■ EXERCISE TASK
Every line below that contains "JSON" is to be copied.

--- START RECORDS SHOWN ---

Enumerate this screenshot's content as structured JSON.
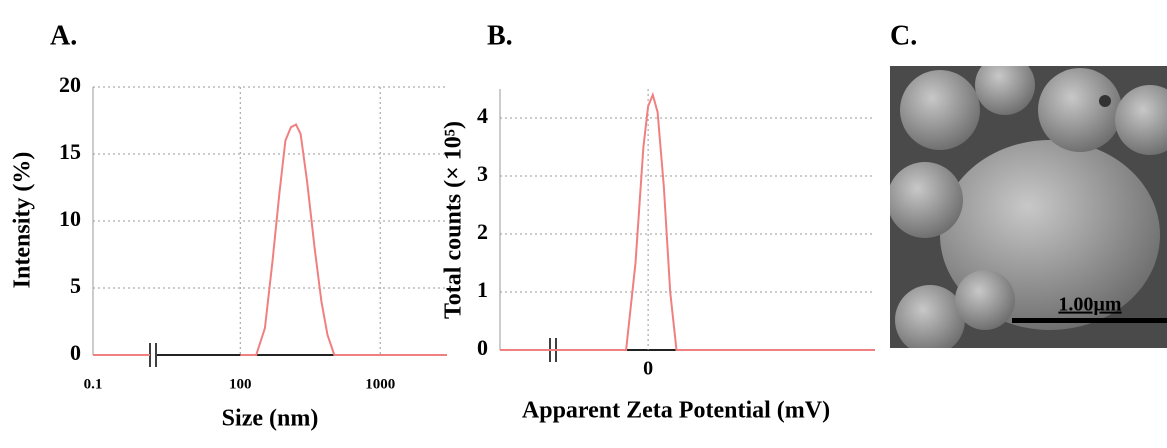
{
  "chart_data": [
    {
      "type": "line",
      "title": "A.",
      "xlabel": "Size (nm)",
      "ylabel": "Intensity (%)",
      "log_x": true,
      "xlim": [
        0.1,
        3000
      ],
      "x_break": [
        1,
        25
      ],
      "xticks": [
        0.1,
        100,
        1000
      ],
      "ylim": [
        0,
        20
      ],
      "yticks": [
        0,
        5,
        10,
        15,
        20
      ],
      "grid": true,
      "series": [
        {
          "color": "#f08080",
          "x": [
            0.1,
            1,
            25,
            100,
            130,
            150,
            170,
            190,
            210,
            230,
            250,
            270,
            300,
            340,
            380,
            420,
            470,
            600,
            3000
          ],
          "values": [
            0,
            0,
            null,
            0,
            0,
            2,
            7,
            12,
            16,
            17,
            17.2,
            16.5,
            13,
            8,
            4,
            1.5,
            0,
            0,
            0
          ]
        }
      ]
    },
    {
      "type": "line",
      "title": "B.",
      "xlabel": "Apparent Zeta Potential (mV)",
      "ylabel": "Total counts (× 10⁵)",
      "log_x": false,
      "xlim": [
        -94,
        144
      ],
      "xticks": [
        0
      ],
      "ylim": [
        0,
        4.5
      ],
      "yticks": [
        0,
        1,
        2,
        3,
        4
      ],
      "grid": true,
      "series": [
        {
          "color": "#f08080",
          "x": [
            -94,
            -14,
            -8,
            -3,
            0,
            3,
            6,
            10,
            14,
            18,
            144
          ],
          "values": [
            0,
            0,
            1.5,
            3.5,
            4.2,
            4.4,
            4.1,
            2.8,
            1,
            0,
            0
          ]
        }
      ]
    },
    {
      "type": "image",
      "title": "C.",
      "scale_bar": "1.00µm"
    }
  ]
}
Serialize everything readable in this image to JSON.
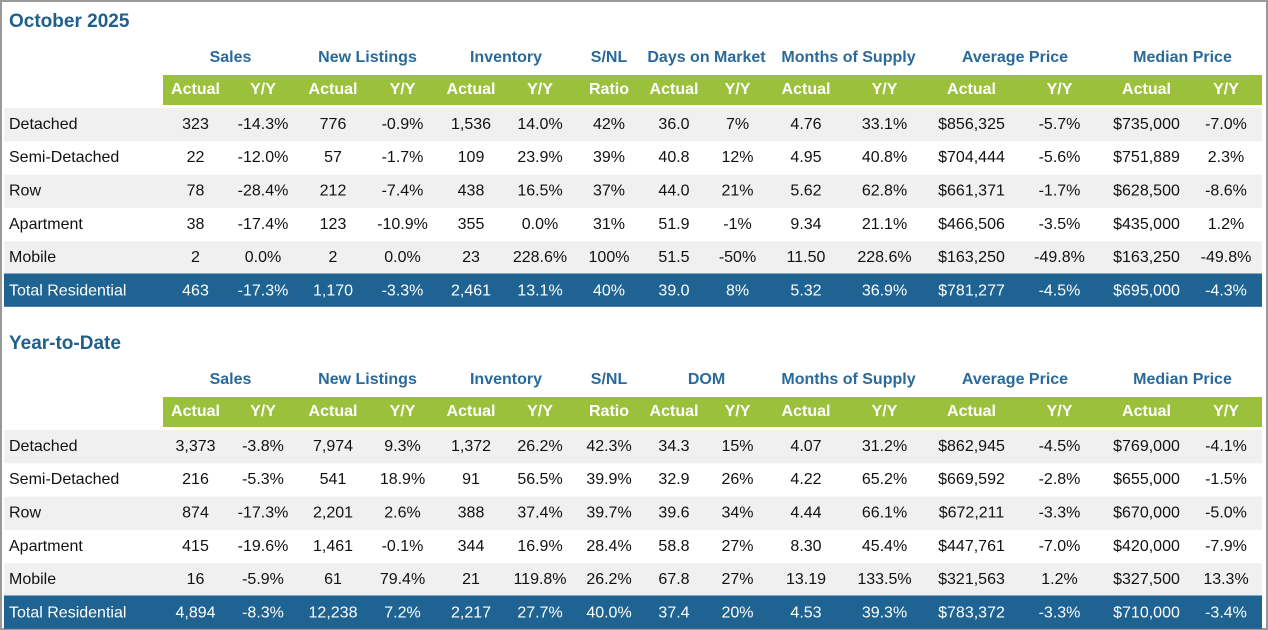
{
  "sections": [
    {
      "title": "October 2025",
      "groups": [
        "Sales",
        "New Listings",
        "Inventory",
        "S/NL",
        "Days on Market",
        "Months of Supply",
        "Average Price",
        "Median Price"
      ],
      "subheaders": [
        "Actual",
        "Y/Y",
        "Actual",
        "Y/Y",
        "Actual",
        "Y/Y",
        "Ratio",
        "Actual",
        "Y/Y",
        "Actual",
        "Y/Y",
        "Actual",
        "Y/Y",
        "Actual",
        "Y/Y"
      ],
      "rows": [
        {
          "label": "Detached",
          "cells": [
            "323",
            "-14.3%",
            "776",
            "-0.9%",
            "1,536",
            "14.0%",
            "42%",
            "36.0",
            "7%",
            "4.76",
            "33.1%",
            "$856,325",
            "-5.7%",
            "$735,000",
            "-7.0%"
          ]
        },
        {
          "label": "Semi-Detached",
          "cells": [
            "22",
            "-12.0%",
            "57",
            "-1.7%",
            "109",
            "23.9%",
            "39%",
            "40.8",
            "12%",
            "4.95",
            "40.8%",
            "$704,444",
            "-5.6%",
            "$751,889",
            "2.3%"
          ]
        },
        {
          "label": "Row",
          "cells": [
            "78",
            "-28.4%",
            "212",
            "-7.4%",
            "438",
            "16.5%",
            "37%",
            "44.0",
            "21%",
            "5.62",
            "62.8%",
            "$661,371",
            "-1.7%",
            "$628,500",
            "-8.6%"
          ]
        },
        {
          "label": "Apartment",
          "cells": [
            "38",
            "-17.4%",
            "123",
            "-10.9%",
            "355",
            "0.0%",
            "31%",
            "51.9",
            "-1%",
            "9.34",
            "21.1%",
            "$466,506",
            "-3.5%",
            "$435,000",
            "1.2%"
          ]
        },
        {
          "label": "Mobile",
          "cells": [
            "2",
            "0.0%",
            "2",
            "0.0%",
            "23",
            "228.6%",
            "100%",
            "51.5",
            "-50%",
            "11.50",
            "228.6%",
            "$163,250",
            "-49.8%",
            "$163,250",
            "-49.8%"
          ]
        }
      ],
      "total": {
        "label": "Total Residential",
        "cells": [
          "463",
          "-17.3%",
          "1,170",
          "-3.3%",
          "2,461",
          "13.1%",
          "40%",
          "39.0",
          "8%",
          "5.32",
          "36.9%",
          "$781,277",
          "-4.5%",
          "$695,000",
          "-4.3%"
        ]
      }
    },
    {
      "title": "Year-to-Date",
      "groups": [
        "Sales",
        "New Listings",
        "Inventory",
        "S/NL",
        "DOM",
        "Months of Supply",
        "Average Price",
        "Median Price"
      ],
      "subheaders": [
        "Actual",
        "Y/Y",
        "Actual",
        "Y/Y",
        "Actual",
        "Y/Y",
        "Ratio",
        "Actual",
        "Y/Y",
        "Actual",
        "Y/Y",
        "Actual",
        "Y/Y",
        "Actual",
        "Y/Y"
      ],
      "rows": [
        {
          "label": "Detached",
          "cells": [
            "3,373",
            "-3.8%",
            "7,974",
            "9.3%",
            "1,372",
            "26.2%",
            "42.3%",
            "34.3",
            "15%",
            "4.07",
            "31.2%",
            "$862,945",
            "-4.5%",
            "$769,000",
            "-4.1%"
          ]
        },
        {
          "label": "Semi-Detached",
          "cells": [
            "216",
            "-5.3%",
            "541",
            "18.9%",
            "91",
            "56.5%",
            "39.9%",
            "32.9",
            "26%",
            "4.22",
            "65.2%",
            "$669,592",
            "-2.8%",
            "$655,000",
            "-1.5%"
          ]
        },
        {
          "label": "Row",
          "cells": [
            "874",
            "-17.3%",
            "2,201",
            "2.6%",
            "388",
            "37.4%",
            "39.7%",
            "39.6",
            "34%",
            "4.44",
            "66.1%",
            "$672,211",
            "-3.3%",
            "$670,000",
            "-5.0%"
          ]
        },
        {
          "label": "Apartment",
          "cells": [
            "415",
            "-19.6%",
            "1,461",
            "-0.1%",
            "344",
            "16.9%",
            "28.4%",
            "58.8",
            "27%",
            "8.30",
            "45.4%",
            "$447,761",
            "-7.0%",
            "$420,000",
            "-7.9%"
          ]
        },
        {
          "label": "Mobile",
          "cells": [
            "16",
            "-5.9%",
            "61",
            "79.4%",
            "21",
            "119.8%",
            "26.2%",
            "67.8",
            "27%",
            "13.19",
            "133.5%",
            "$321,563",
            "1.2%",
            "$327,500",
            "13.3%"
          ]
        }
      ],
      "total": {
        "label": "Total Residential",
        "cells": [
          "4,894",
          "-8.3%",
          "12,238",
          "7.2%",
          "2,217",
          "27.7%",
          "40.0%",
          "37.4",
          "20%",
          "4.53",
          "39.3%",
          "$783,372",
          "-3.3%",
          "$710,000",
          "-3.4%"
        ]
      }
    }
  ]
}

--- END RECORDS SHOWN ---

■ PROBLEM SOLUTION
Enumerate this screenshot's content as structured JSON.
Serialize everything readable in this image to JSON.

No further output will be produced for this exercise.